== GOAL ==
Repeat the lines that follow, leaving nothing out.

— Start of EXTRACTED RECORDS —

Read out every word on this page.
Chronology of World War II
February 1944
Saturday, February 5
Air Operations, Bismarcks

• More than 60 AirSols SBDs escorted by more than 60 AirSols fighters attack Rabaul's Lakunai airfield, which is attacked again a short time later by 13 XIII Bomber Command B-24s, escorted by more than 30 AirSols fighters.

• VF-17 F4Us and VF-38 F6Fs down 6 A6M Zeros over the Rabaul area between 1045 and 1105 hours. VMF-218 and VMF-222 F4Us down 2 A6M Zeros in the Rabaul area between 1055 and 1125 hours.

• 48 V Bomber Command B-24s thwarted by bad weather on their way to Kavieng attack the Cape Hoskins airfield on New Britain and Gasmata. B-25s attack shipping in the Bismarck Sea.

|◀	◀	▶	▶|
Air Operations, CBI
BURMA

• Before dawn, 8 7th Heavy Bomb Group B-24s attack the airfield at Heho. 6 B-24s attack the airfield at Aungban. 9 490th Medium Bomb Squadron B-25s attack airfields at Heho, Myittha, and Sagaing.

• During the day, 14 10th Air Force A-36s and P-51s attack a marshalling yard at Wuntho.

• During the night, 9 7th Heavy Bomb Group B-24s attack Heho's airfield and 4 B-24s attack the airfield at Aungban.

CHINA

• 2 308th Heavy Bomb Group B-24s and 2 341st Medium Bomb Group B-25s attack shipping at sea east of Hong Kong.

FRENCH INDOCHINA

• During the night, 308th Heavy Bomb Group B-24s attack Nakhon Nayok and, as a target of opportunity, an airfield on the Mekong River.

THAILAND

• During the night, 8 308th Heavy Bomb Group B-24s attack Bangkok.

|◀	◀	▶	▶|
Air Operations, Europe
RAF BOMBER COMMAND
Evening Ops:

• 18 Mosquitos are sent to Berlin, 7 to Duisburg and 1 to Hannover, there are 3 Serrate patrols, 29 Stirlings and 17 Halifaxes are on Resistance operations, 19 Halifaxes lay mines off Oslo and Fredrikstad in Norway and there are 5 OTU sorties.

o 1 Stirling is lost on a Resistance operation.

— End of EXTRACTED RECORDS —

== SOLUTION ==
Read out every word on this page.
Chronology of World War II
February 1944
Saturday, February 5
Air Operations, Bismarcks

• More than 60 AirSols SBDs escorted by more than 60 AirSols fighters attack Rabaul's Lakunai airfield, which is attacked again a short time later by 13 XIII Bomber Command B-24s, escorted by more than 30 AirSols fighters.

• VF-17 F4Us and VF-38 F6Fs down 6 A6M Zeros over the Rabaul area between 1045 and 1105 hours. VMF-218 and VMF-222 F4Us down 2 A6M Zeros in the Rabaul area between 1055 and 1125 hours.

• 48 V Bomber Command B-24s thwarted by bad weather on their way to Kavieng attack the Cape Hoskins airfield on New Britain and Gasmata. B-25s attack shipping in the Bismarck Sea.

|◀	◀	▶	▶|
Air Operations, CBI
BURMA

• Before dawn, 8 7th Heavy Bomb Group B-24s attack the airfield at Heho. 6 B-24s attack the airfield at Aungban. 9 490th Medium Bomb Squadron B-25s attack airfields at Heho, Myittha, and Sagaing.

• During the day, 14 10th Air Force A-36s and P-51s attack a marshalling yard at Wuntho.

• During the night, 9 7th Heavy Bomb Group B-24s attack Heho's airfield and 4 B-24s attack the airfield at Aungban.

CHINA

• 2 308th Heavy Bomb Group B-24s and 2 341st Medium Bomb Group B-25s attack shipping at sea east of Hong Kong.

FRENCH INDOCHINA

• During the night, 308th Heavy Bomb Group B-24s attack Nakhon Nayok and, as a target of opportunity, an airfield on the Mekong River.

THAILAND

• During the night, 8 308th Heavy Bomb Group B-24s attack Bangkok.

|◀	◀	▶	▶|
Air Operations, Europe
RAF BOMBER COMMAND
Evening Ops:

• 18 Mosquitos are sent to Berlin, 7 to Duisburg and 1 to Hannover, there are 3 Serrate patrols, 29 Stirlings and 17 Halifaxes are on Resistance operations, 19 Halifaxes lay mines off Oslo and Fredrikstad in Norway and there are 5 OTU sorties.

o 1 Stirling is lost on a Resistance operation.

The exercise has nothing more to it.